Written problem
Lines containing "主播等级" are to be counted. Give the number and nothing more.

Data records
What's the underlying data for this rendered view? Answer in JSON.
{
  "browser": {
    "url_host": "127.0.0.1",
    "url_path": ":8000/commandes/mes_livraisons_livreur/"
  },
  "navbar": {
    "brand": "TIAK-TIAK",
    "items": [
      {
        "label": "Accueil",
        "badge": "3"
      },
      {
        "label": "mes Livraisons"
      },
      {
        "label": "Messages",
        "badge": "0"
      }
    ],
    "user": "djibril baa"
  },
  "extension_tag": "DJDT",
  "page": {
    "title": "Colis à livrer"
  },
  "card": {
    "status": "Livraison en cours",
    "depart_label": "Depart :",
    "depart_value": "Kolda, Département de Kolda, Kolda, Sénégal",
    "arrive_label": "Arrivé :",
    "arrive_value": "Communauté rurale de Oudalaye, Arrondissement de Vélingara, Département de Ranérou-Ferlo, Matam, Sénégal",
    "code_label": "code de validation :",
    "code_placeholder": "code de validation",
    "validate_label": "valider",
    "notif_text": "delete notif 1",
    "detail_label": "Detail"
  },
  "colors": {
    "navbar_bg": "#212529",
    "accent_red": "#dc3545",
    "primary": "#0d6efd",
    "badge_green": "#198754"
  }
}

* * *

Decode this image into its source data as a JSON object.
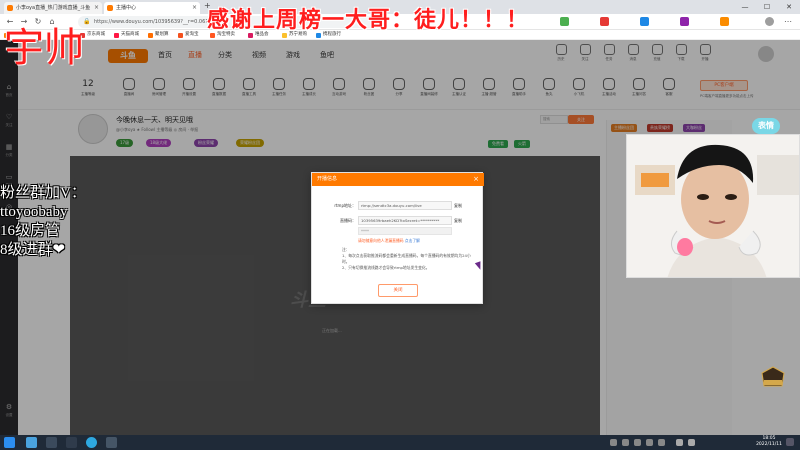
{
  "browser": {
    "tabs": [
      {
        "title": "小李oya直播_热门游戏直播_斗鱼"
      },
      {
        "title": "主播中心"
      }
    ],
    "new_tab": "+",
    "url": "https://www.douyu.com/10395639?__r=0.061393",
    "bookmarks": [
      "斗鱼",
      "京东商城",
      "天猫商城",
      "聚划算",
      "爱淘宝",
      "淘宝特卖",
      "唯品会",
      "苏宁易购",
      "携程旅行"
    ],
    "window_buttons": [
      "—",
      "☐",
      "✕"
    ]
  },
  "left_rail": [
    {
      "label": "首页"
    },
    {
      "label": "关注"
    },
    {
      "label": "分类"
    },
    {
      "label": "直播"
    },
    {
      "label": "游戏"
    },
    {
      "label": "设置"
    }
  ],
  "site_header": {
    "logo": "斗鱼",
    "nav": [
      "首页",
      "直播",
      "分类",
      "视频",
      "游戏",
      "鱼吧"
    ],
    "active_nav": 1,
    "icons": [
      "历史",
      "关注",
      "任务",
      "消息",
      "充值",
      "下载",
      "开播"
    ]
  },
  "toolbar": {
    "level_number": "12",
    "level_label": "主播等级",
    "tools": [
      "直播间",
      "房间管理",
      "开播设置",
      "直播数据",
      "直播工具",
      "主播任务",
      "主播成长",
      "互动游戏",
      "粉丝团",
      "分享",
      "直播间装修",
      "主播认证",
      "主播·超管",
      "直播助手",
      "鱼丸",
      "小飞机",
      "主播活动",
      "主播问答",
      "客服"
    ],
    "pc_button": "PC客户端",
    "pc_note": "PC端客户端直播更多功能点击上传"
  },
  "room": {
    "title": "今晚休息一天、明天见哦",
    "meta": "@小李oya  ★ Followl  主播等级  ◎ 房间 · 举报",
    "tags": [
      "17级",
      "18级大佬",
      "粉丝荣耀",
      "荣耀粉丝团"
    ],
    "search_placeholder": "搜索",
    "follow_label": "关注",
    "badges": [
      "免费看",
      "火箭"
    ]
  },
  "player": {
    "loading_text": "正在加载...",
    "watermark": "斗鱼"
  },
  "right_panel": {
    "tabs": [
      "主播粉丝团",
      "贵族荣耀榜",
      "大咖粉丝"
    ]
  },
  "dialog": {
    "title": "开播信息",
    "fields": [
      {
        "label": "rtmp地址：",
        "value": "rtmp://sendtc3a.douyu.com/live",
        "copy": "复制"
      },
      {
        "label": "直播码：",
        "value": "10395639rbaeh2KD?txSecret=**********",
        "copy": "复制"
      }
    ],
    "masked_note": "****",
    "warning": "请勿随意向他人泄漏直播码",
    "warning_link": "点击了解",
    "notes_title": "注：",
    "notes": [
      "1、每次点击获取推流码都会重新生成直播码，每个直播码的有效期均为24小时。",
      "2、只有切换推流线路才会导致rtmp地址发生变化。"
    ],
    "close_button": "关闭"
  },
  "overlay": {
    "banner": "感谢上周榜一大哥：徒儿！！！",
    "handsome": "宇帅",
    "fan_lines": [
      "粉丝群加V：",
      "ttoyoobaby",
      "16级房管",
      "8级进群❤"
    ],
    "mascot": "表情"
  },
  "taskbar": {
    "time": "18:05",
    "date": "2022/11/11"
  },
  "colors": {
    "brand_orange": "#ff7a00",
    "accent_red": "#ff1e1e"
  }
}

Result of this exercise
2